## Dataset
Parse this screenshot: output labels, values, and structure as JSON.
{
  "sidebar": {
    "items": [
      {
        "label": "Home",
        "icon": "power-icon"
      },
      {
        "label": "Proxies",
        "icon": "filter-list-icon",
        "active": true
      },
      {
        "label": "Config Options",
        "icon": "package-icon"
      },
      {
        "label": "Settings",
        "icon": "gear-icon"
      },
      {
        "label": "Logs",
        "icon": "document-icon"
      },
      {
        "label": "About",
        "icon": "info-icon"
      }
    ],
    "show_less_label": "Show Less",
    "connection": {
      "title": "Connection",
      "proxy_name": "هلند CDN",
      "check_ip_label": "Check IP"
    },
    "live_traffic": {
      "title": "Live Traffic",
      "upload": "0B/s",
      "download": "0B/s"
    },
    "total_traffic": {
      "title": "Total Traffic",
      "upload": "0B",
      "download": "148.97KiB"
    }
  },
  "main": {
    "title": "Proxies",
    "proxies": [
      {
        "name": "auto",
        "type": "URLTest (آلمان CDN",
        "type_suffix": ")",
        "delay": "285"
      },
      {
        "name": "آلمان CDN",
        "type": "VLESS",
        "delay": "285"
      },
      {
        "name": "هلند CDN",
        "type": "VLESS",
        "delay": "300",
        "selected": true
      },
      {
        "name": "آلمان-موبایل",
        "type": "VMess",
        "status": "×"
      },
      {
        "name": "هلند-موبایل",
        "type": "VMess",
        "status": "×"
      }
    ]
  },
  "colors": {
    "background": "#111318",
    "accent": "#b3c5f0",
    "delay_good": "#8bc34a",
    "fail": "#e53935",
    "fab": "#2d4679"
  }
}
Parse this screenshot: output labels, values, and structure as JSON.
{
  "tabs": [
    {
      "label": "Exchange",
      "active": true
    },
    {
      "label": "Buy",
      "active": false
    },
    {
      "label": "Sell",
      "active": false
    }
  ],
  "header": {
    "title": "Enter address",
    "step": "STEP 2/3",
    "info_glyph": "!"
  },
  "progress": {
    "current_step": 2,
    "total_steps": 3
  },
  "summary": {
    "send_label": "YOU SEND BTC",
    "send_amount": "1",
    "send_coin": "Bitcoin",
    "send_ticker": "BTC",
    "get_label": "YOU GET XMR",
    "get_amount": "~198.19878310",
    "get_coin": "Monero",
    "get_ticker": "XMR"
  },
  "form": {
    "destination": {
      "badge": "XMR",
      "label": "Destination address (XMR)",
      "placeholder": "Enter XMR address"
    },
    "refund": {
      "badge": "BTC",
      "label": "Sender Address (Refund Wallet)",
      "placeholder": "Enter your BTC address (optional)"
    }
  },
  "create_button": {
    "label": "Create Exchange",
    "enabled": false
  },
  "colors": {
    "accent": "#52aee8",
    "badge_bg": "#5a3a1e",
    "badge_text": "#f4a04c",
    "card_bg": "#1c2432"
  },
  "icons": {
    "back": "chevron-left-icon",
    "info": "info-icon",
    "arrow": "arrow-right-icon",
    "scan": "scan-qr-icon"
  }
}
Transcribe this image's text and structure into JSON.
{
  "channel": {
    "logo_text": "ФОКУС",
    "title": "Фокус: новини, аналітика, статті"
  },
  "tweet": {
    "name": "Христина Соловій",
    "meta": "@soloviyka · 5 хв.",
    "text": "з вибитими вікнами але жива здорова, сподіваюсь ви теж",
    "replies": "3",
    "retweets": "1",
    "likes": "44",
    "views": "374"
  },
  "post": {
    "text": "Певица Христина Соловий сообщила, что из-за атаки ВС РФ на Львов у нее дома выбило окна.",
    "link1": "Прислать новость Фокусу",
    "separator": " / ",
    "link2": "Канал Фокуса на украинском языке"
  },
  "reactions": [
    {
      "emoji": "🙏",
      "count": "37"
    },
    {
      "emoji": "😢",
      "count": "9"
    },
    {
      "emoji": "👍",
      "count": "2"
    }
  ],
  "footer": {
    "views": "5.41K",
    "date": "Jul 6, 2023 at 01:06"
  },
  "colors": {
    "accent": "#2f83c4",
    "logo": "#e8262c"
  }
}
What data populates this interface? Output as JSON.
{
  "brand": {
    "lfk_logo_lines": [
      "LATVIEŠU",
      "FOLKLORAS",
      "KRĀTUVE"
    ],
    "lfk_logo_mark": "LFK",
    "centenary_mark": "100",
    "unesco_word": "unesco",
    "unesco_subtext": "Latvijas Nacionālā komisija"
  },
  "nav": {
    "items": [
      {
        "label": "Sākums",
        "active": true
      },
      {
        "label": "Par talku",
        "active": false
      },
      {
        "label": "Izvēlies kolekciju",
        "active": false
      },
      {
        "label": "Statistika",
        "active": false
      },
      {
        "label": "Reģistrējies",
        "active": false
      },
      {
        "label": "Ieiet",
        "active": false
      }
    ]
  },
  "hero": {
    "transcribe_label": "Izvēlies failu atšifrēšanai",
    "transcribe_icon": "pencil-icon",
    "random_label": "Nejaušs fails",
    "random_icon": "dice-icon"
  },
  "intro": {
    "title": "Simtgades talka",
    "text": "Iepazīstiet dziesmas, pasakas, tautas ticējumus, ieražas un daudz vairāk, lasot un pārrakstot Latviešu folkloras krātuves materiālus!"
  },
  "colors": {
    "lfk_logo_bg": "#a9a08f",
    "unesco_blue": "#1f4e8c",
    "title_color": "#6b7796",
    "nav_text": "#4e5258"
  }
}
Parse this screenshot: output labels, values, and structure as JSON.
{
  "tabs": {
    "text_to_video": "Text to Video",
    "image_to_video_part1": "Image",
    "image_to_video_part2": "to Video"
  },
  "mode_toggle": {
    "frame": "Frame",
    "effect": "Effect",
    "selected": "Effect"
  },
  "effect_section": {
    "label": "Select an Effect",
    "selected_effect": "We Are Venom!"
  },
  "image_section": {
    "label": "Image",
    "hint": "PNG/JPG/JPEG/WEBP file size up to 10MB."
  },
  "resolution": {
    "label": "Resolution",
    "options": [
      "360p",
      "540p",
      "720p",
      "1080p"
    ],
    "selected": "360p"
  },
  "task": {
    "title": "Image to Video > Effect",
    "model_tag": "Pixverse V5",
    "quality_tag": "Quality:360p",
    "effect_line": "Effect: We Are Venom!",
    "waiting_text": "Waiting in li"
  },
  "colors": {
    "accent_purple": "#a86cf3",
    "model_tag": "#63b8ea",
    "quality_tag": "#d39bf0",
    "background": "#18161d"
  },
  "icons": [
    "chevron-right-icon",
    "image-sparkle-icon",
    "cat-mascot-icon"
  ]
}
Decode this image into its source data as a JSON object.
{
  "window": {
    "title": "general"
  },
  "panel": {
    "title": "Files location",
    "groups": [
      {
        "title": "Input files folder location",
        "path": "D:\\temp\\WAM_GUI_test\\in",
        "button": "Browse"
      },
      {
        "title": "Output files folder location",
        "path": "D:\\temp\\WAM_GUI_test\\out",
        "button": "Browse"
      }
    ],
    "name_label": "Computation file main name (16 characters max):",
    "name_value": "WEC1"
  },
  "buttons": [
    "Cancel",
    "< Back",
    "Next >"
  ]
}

## Problem requirements
Of all the lines in the listing above, how many contain the word "right"? Answer with the number alone.

## Task response
2